▶ SUPPLIED MATERIAL:
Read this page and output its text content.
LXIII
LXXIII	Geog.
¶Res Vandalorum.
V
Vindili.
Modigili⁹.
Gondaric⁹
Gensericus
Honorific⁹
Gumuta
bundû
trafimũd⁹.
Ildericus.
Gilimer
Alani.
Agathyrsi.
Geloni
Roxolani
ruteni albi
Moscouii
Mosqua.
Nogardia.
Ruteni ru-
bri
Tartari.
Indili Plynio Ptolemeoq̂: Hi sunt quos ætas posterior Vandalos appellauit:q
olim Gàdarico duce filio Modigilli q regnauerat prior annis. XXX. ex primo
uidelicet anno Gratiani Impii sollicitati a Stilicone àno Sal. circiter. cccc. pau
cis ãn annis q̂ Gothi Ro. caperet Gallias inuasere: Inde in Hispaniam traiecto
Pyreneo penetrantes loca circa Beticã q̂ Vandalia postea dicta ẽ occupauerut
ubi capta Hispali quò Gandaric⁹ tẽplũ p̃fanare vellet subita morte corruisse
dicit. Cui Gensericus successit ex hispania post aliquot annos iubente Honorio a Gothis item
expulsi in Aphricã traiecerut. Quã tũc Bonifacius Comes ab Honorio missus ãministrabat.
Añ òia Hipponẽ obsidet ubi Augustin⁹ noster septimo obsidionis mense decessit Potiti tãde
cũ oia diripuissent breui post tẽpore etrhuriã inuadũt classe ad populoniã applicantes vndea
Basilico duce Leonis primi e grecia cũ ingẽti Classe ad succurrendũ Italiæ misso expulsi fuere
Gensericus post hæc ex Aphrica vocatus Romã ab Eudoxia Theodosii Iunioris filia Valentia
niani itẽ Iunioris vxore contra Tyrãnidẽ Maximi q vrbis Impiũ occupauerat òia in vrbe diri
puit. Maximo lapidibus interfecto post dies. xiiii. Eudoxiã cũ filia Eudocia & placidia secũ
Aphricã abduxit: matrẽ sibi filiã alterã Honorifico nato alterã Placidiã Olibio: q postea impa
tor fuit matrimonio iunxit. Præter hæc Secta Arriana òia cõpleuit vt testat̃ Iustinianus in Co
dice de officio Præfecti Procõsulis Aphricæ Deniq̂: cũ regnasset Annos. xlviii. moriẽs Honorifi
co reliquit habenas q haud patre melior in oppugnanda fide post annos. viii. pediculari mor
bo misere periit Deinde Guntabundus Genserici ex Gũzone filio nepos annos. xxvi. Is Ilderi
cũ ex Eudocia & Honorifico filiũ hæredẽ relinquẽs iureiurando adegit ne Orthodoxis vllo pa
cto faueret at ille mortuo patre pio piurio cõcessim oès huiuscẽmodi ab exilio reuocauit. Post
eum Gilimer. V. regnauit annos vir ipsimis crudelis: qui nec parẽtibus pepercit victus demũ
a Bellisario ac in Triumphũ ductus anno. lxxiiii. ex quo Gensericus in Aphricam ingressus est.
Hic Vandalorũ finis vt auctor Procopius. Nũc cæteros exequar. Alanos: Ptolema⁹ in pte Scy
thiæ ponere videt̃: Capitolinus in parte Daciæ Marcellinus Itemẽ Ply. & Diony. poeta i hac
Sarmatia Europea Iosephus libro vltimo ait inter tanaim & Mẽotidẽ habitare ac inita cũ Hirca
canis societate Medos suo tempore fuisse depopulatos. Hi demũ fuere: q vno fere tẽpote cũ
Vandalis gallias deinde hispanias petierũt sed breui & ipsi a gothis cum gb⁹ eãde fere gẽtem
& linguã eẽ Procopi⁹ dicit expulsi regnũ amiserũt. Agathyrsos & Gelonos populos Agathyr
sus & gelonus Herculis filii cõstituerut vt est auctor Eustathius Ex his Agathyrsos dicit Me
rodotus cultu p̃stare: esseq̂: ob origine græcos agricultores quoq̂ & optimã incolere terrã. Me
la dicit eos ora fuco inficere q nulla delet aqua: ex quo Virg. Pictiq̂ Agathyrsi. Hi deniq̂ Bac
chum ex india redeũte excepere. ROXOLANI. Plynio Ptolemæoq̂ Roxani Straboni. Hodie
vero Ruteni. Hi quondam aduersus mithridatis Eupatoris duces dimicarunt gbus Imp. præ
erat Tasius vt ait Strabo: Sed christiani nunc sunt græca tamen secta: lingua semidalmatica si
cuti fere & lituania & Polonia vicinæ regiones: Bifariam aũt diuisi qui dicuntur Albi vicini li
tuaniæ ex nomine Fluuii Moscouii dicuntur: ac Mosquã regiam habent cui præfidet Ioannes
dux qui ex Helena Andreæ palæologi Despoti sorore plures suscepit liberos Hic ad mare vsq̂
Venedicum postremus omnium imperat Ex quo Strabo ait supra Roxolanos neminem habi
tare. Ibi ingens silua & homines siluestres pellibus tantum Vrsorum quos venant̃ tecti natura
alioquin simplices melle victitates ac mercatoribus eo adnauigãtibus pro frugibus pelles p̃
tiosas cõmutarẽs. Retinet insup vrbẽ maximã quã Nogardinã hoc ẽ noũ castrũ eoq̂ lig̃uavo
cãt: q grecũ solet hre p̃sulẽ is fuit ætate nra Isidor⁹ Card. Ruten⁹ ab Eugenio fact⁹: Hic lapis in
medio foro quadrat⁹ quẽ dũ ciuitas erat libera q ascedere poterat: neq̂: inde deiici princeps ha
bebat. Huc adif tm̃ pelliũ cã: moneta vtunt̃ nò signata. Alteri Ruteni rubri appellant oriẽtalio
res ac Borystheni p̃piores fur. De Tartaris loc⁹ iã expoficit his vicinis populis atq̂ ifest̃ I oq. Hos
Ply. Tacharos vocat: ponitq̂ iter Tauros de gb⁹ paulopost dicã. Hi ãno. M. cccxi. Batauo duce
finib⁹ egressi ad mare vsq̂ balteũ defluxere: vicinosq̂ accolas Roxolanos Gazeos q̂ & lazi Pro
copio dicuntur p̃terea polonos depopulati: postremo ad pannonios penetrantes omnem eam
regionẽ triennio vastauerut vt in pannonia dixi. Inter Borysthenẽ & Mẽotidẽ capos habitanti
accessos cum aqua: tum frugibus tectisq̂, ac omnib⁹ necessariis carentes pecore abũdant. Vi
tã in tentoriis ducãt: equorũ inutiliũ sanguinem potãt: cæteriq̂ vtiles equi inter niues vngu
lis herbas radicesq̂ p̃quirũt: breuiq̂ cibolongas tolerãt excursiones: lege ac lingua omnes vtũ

▶ WORK TO BE COMPLETED:
Restate the listing above word for word.

▶ FULL SOLUTION:
Read this page and output its text content.
LXIII
LXXIII	Geog.
¶Res Vandalorum.
V
Vindili.
Modigili⁹.
Gondaric⁹
Gensericus
Honorific⁹
Gumuta
bundû
trafimũd⁹.
Ildericus.
Gilimer
Alani.
Agathyrsi.
Geloni
Roxolani
ruteni albi
Moscouii
Mosqua.
Nogardia.
Ruteni ru-
bri
Tartari.
Indili Plynio Ptolemeoq̂: Hi sunt quos ætas posterior Vandalos appellauit:q
olim Gàdarico duce filio Modigilli q regnauerat prior annis. XXX. ex primo
uidelicet anno Gratiani Impii sollicitati a Stilicone àno Sal. circiter. cccc. pau
cis ãn annis q̂ Gothi Ro. caperet Gallias inuasere: Inde in Hispaniam traiecto
Pyreneo penetrantes loca circa Beticã q̂ Vandalia postea dicta ẽ occupauerut
ubi capta Hispali quò Gandaric⁹ tẽplũ p̃fanare vellet subita morte corruisse
dicit. Cui Gensericus successit ex hispania post aliquot annos iubente Honorio a Gothis item
expulsi in Aphricã traiecerut. Quã tũc Bonifacius Comes ab Honorio missus ãministrabat.
Añ òia Hipponẽ obsidet ubi Augustin⁹ noster septimo obsidionis mense decessit Potiti tãde
cũ oia diripuissent breui post tẽpore etrhuriã inuadũt classe ad populoniã applicantes vndea
Basilico duce Leonis primi e grecia cũ ingẽti Classe ad succurrendũ Italiæ misso expulsi fuere
Gensericus post hæc ex Aphrica vocatus Romã ab Eudoxia Theodosii Iunioris filia Valentia
niani itẽ Iunioris vxore contra Tyrãnidẽ Maximi q vrbis Impiũ occupauerat òia in vrbe diri
puit. Maximo lapidibus interfecto post dies. xiiii. Eudoxiã cũ filia Eudocia & placidia secũ
Aphricã abduxit: matrẽ sibi filiã alterã Honorifico nato alterã Placidiã Olibio: q postea impa
tor fuit matrimonio iunxit. Præter hæc Secta Arriana òia cõpleuit vt testat̃ Iustinianus in Co
dice de officio Præfecti Procõsulis Aphricæ Deniq̂: cũ regnasset Annos. xlviii. moriẽs Honorifi
co reliquit habenas q haud patre melior in oppugnanda fide post annos. viii. pediculari mor
bo misere periit Deinde Guntabundus Genserici ex Gũzone filio nepos annos. xxvi. Is Ilderi
cũ ex Eudocia & Honorifico filiũ hæredẽ relinquẽs iureiurando adegit ne Orthodoxis vllo pa
cto faueret at ille mortuo patre pio piurio cõcessim oès huiuscẽmodi ab exilio reuocauit. Post
eum Gilimer. V. regnauit annos vir ipsimis crudelis: qui nec parẽtibus pepercit victus demũ
a Bellisario ac in Triumphũ ductus anno. lxxiiii. ex quo Gensericus in Aphricam ingressus est.
Hic Vandalorũ finis vt auctor Procopius. Nũc cæteros exequar. Alanos: Ptolema⁹ in pte Scy
thiæ ponere videt̃: Capitolinus in parte Daciæ Marcellinus Itemẽ Ply. & Diony. poeta i hac
Sarmatia Europea Iosephus libro vltimo ait inter tanaim & Mẽotidẽ habitare ac inita cũ Hirca
canis societate Medos suo tempore fuisse depopulatos. Hi demũ fuere: q vno fere tẽpote cũ
Vandalis gallias deinde hispanias petierũt sed breui & ipsi a gothis cum gb⁹ eãde fere gẽtem
& linguã eẽ Procopi⁹ dicit expulsi regnũ amiserũt. Agathyrsos & Gelonos populos Agathyr
sus & gelonus Herculis filii cõstituerut vt est auctor Eustathius Ex his Agathyrsos dicit Me
rodotus cultu p̃stare: esseq̂: ob origine græcos agricultores quoq̂ & optimã incolere terrã. Me
la dicit eos ora fuco inficere q nulla delet aqua: ex quo Virg. Pictiq̂ Agathyrsi. Hi deniq̂ Bac
chum ex india redeũte excepere. ROXOLANI. Plynio Ptolemæoq̂ Roxani Straboni. Hodie
vero Ruteni. Hi quondam aduersus mithridatis Eupatoris duces dimicarunt gbus Imp. præ
erat Tasius vt ait Strabo: Sed christiani nunc sunt græca tamen secta: lingua semidalmatica si
cuti fere & lituania & Polonia vicinæ regiones: Bifariam aũt diuisi qui dicuntur Albi vicini li
tuaniæ ex nomine Fluuii Moscouii dicuntur: ac Mosquã regiam habent cui præfidet Ioannes
dux qui ex Helena Andreæ palæologi Despoti sorore plures suscepit liberos Hic ad mare vsq̂
Venedicum postremus omnium imperat Ex quo Strabo ait supra Roxolanos neminem habi
tare. Ibi ingens silua & homines siluestres pellibus tantum Vrsorum quos venant̃ tecti natura
alioquin simplices melle victitates ac mercatoribus eo adnauigãtibus pro frugibus pelles p̃
tiosas cõmutarẽs. Retinet insup vrbẽ maximã quã Nogardinã hoc ẽ noũ castrũ eoq̂ lig̃uavo
cãt: q grecũ solet hre p̃sulẽ is fuit ætate nra Isidor⁹ Card. Ruten⁹ ab Eugenio fact⁹: Hic lapis in
medio foro quadrat⁹ quẽ dũ ciuitas erat libera q ascedere poterat: neq̂: inde deiici princeps ha
bebat. Huc adif tm̃ pelliũ cã: moneta vtunt̃ nò signata. Alteri Ruteni rubri appellant oriẽtalio
res ac Borystheni p̃piores fur. De Tartaris loc⁹ iã expoficit his vicinis populis atq̂ ifest̃ I oq. Hos
Ply. Tacharos vocat: ponitq̂ iter Tauros de gb⁹ paulopost dicã. Hi ãno. M. cccxi. Batauo duce
finib⁹ egressi ad mare vsq̂ balteũ defluxere: vicinosq̂ accolas Roxolanos Gazeos q̂ & lazi Pro
copio dicuntur p̃terea polonos depopulati: postremo ad pannonios penetrantes omnem eam
regionẽ triennio vastauerut vt in pannonia dixi. Inter Borysthenẽ & Mẽotidẽ capos habitanti
accessos cum aqua: tum frugibus tectisq̂, ac omnib⁹ necessariis carentes pecore abũdant. Vi
tã in tentoriis ducãt: equorũ inutiliũ sanguinem potãt: cæteriq̂ vtiles equi inter niues vngu
lis herbas radicesq̂ p̃quirũt: breuiq̂ cibolongas tolerãt excursiones: lege ac lingua omnes vtũ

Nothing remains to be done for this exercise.